Will you output all of the data below exactly, omitting the images?

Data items
## Start
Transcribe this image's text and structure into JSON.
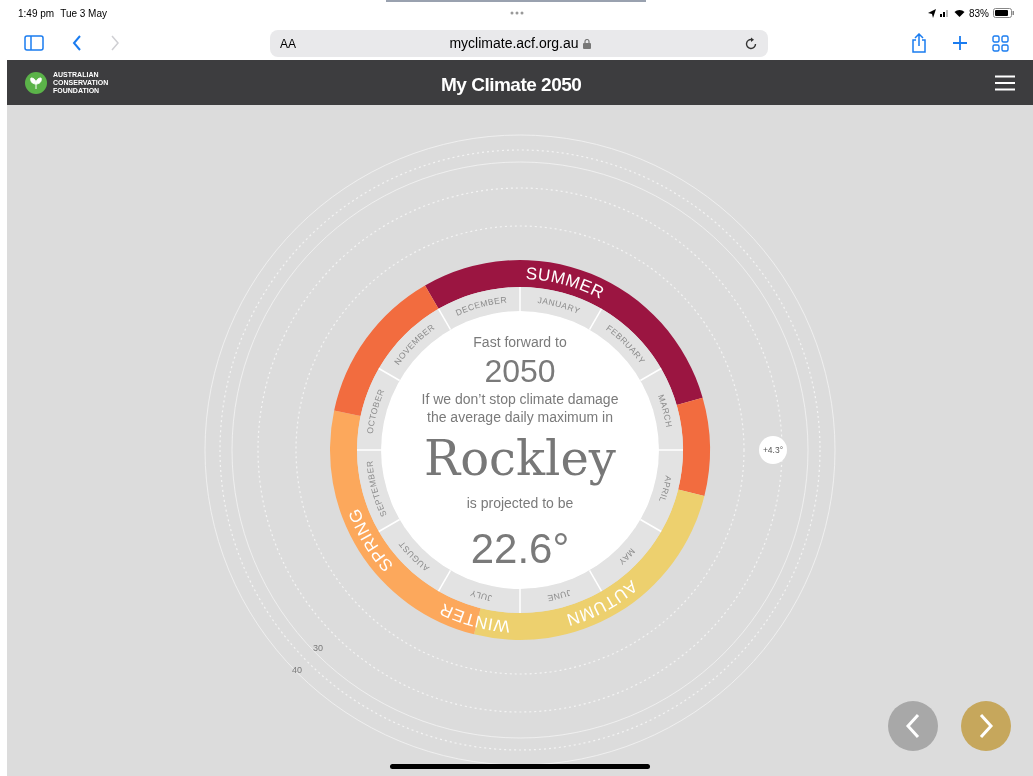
{
  "status_bar": {
    "time": "1:49 pm",
    "date": "Tue 3 May",
    "battery": "83%"
  },
  "browser": {
    "text_size_button": "AA",
    "url": "myclimate.acf.org.au"
  },
  "header": {
    "logo_lines": [
      "AUSTRALIAN",
      "CONSERVATION",
      "FOUNDATION"
    ],
    "title": "My Climate 2050"
  },
  "dial": {
    "season_bands": [
      {
        "color": "#9b1541"
      },
      {
        "color": "#f26c3f"
      },
      {
        "color": "#edd06e"
      },
      {
        "color": "#fca85c"
      },
      {
        "color": "#f26c3f"
      }
    ],
    "season_labels": [
      "SUMMER",
      "SPRING",
      "WINTER",
      "AUTUMN"
    ],
    "months": [
      "DECEMBER",
      "JANUARY",
      "NOVEMBER",
      "FEBRUARY",
      "OCTOBER",
      "MARCH",
      "SEPTEMBER",
      "APRIL",
      "AUGUST",
      "MAY",
      "JULY",
      "JUNE"
    ],
    "intro": "Fast forward to",
    "year": "2050",
    "sentence": "If we don’t stop climate damage the average daily maximum in",
    "location": "Rockley",
    "subtitle": "is projected to be",
    "temperature": "22.6°",
    "marker": "+4.3°",
    "scale_labels": [
      "30",
      "40"
    ]
  },
  "nav": [
    {
      "kind": "previous",
      "enabled": false
    },
    {
      "kind": "next",
      "enabled": true
    }
  ]
}
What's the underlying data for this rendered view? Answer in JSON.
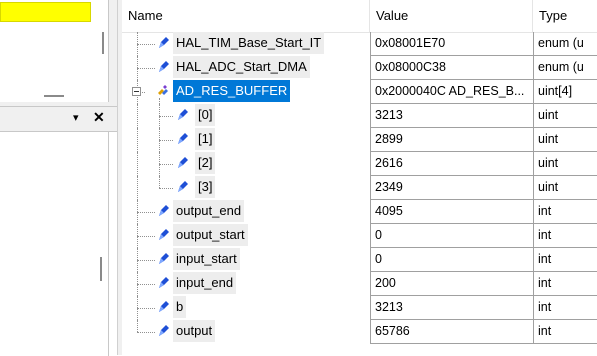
{
  "columns": {
    "name": "Name",
    "value": "Value",
    "type": "Type"
  },
  "panel": {
    "dropdown_glyph": "▾",
    "close_glyph": "✕"
  },
  "rows": [
    {
      "name": "HAL_TIM_Base_Start_IT",
      "value": "0x08001E70",
      "type": "enum (u",
      "icon": "variable-icon"
    },
    {
      "name": "HAL_ADC_Start_DMA",
      "value": "0x08000C38",
      "type": "enum (u",
      "icon": "variable-icon"
    },
    {
      "name": "AD_RES_BUFFER",
      "value": "0x2000040C AD_RES_B...",
      "type": "uint[4]",
      "icon": "array-icon",
      "expanded": true,
      "selected": true
    },
    {
      "name": "[0]",
      "value": "3213",
      "type": "uint",
      "icon": "variable-icon",
      "child": true
    },
    {
      "name": "[1]",
      "value": "2899",
      "type": "uint",
      "icon": "variable-icon",
      "child": true
    },
    {
      "name": "[2]",
      "value": "2616",
      "type": "uint",
      "icon": "variable-icon",
      "child": true
    },
    {
      "name": "[3]",
      "value": "2349",
      "type": "uint",
      "icon": "variable-icon",
      "child": true
    },
    {
      "name": "output_end",
      "value": "4095",
      "type": "int",
      "icon": "variable-icon"
    },
    {
      "name": "output_start",
      "value": "0",
      "type": "int",
      "icon": "variable-icon"
    },
    {
      "name": "input_start",
      "value": "0",
      "type": "int",
      "icon": "variable-icon"
    },
    {
      "name": "input_end",
      "value": "200",
      "type": "int",
      "icon": "variable-icon"
    },
    {
      "name": "b",
      "value": "3213",
      "type": "int",
      "icon": "variable-icon"
    },
    {
      "name": "output",
      "value": "65786",
      "type": "int",
      "icon": "variable-icon"
    }
  ],
  "colors": {
    "selection": "#0078d7",
    "highlight": "#ffff00",
    "icon": "#1e4fd6"
  }
}
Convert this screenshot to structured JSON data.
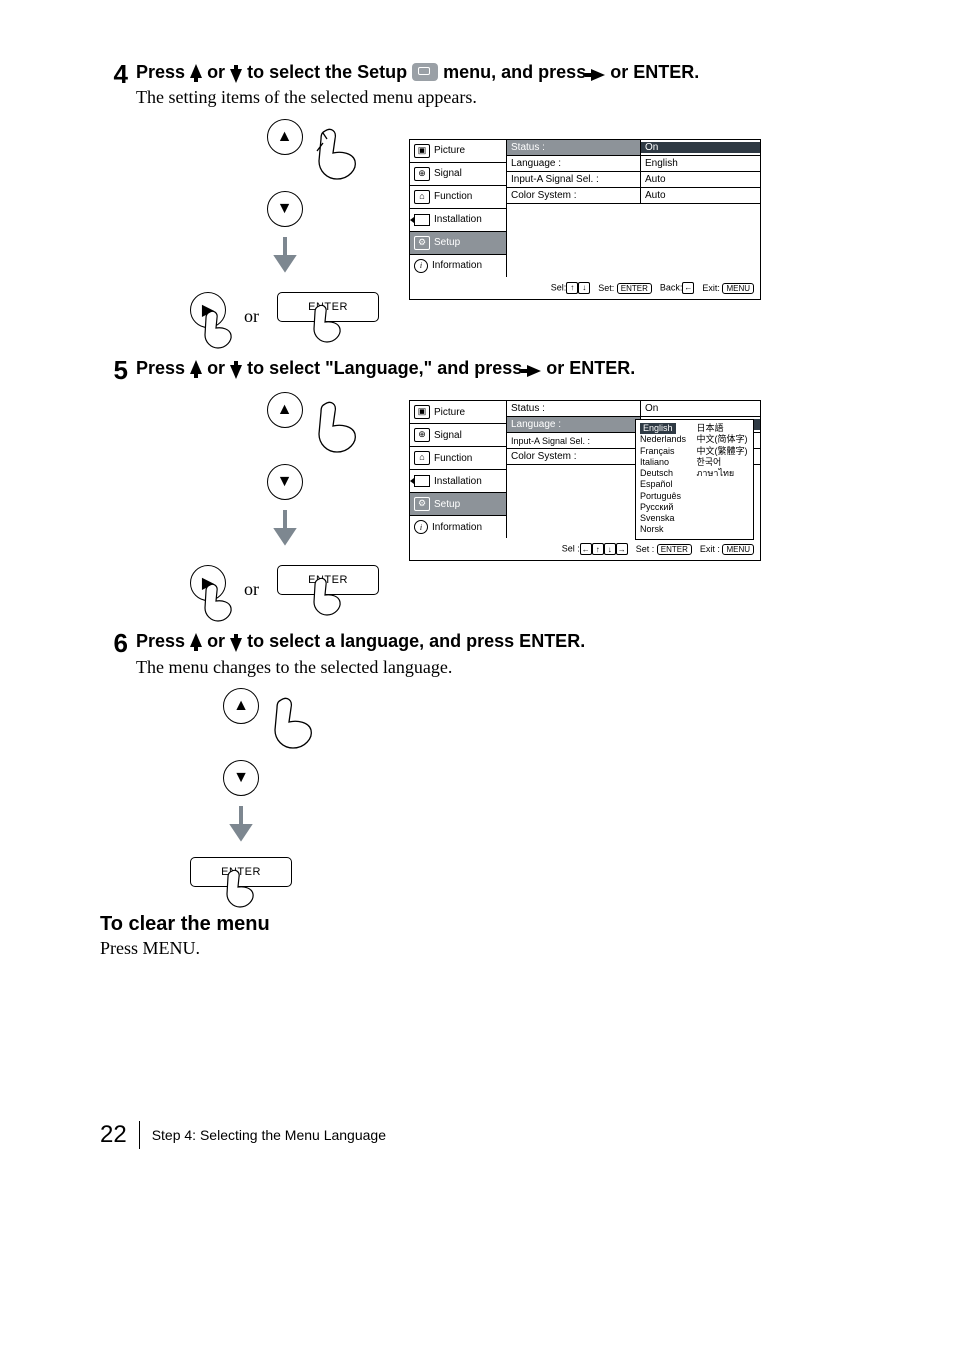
## End
*EXPECTED ANSWER:*
Transcribe this image's text and structure into JSON.
{
  "status_bar": {
    "time": "1:49 pm",
    "date": "Tue 3 May",
    "battery": "83%"
  },
  "browser": {
    "text_size_button": "AA",
    "url": "myclimate.acf.org.au"
  },
  "header": {
    "logo_lines": [
      "AUSTRALIAN",
      "CONSERVATION",
      "FOUNDATION"
    ],
    "title": "My Climate 2050"
  },
  "dial": {
    "season_bands": [
      {
        "color": "#9b1541"
      },
      {
        "color": "#f26c3f"
      },
      {
        "color": "#edd06e"
      },
      {
        "color": "#fca85c"
      },
      {
        "color": "#f26c3f"
      }
    ],
    "season_labels": [
      "SUMMER",
      "SPRING",
      "WINTER",
      "AUTUMN"
    ],
    "months": [
      "DECEMBER",
      "JANUARY",
      "NOVEMBER",
      "FEBRUARY",
      "OCTOBER",
      "MARCH",
      "SEPTEMBER",
      "APRIL",
      "AUGUST",
      "MAY",
      "JULY",
      "JUNE"
    ],
    "intro": "Fast forward to",
    "year": "2050",
    "sentence": "If we don’t stop climate damage the average daily maximum in",
    "location": "Rockley",
    "subtitle": "is projected to be",
    "temperature": "22.6°",
    "marker": "+4.3°",
    "scale_labels": [
      "30",
      "40"
    ]
  },
  "nav": [
    {
      "kind": "previous",
      "enabled": false
    },
    {
      "kind": "next",
      "enabled": true
    }
  ]
}
What's the underlying data for this rendered view? Answer in JSON.
{
  "columns": {
    "name": "Name",
    "value": "Value",
    "type": "Type"
  },
  "panel": {
    "dropdown_glyph": "▾",
    "close_glyph": "✕"
  },
  "rows": [
    {
      "name": "HAL_TIM_Base_Start_IT",
      "value": "0x08001E70",
      "type": "enum (u",
      "icon": "variable-icon"
    },
    {
      "name": "HAL_ADC_Start_DMA",
      "value": "0x08000C38",
      "type": "enum (u",
      "icon": "variable-icon"
    },
    {
      "name": "AD_RES_BUFFER",
      "value": "0x2000040C AD_RES_B...",
      "type": "uint[4]",
      "icon": "array-icon",
      "expanded": true,
      "selected": true
    },
    {
      "name": "[0]",
      "value": "3213",
      "type": "uint",
      "icon": "variable-icon",
      "child": true
    },
    {
      "name": "[1]",
      "value": "2899",
      "type": "uint",
      "icon": "variable-icon",
      "child": true
    },
    {
      "name": "[2]",
      "value": "2616",
      "type": "uint",
      "icon": "variable-icon",
      "child": true
    },
    {
      "name": "[3]",
      "value": "2349",
      "type": "uint",
      "icon": "variable-icon",
      "child": true
    },
    {
      "name": "output_end",
      "value": "4095",
      "type": "int",
      "icon": "variable-icon"
    },
    {
      "name": "output_start",
      "value": "0",
      "type": "int",
      "icon": "variable-icon"
    },
    {
      "name": "input_start",
      "value": "0",
      "type": "int",
      "icon": "variable-icon"
    },
    {
      "name": "input_end",
      "value": "200",
      "type": "int",
      "icon": "variable-icon"
    },
    {
      "name": "b",
      "value": "3213",
      "type": "int",
      "icon": "variable-icon"
    },
    {
      "name": "output",
      "value": "65786",
      "type": "int",
      "icon": "variable-icon"
    }
  ],
  "colors": {
    "selection": "#0078d7",
    "highlight": "#ffff00",
    "icon": "#1e4fd6"
  }
}
Convert this screenshot to structured JSON data.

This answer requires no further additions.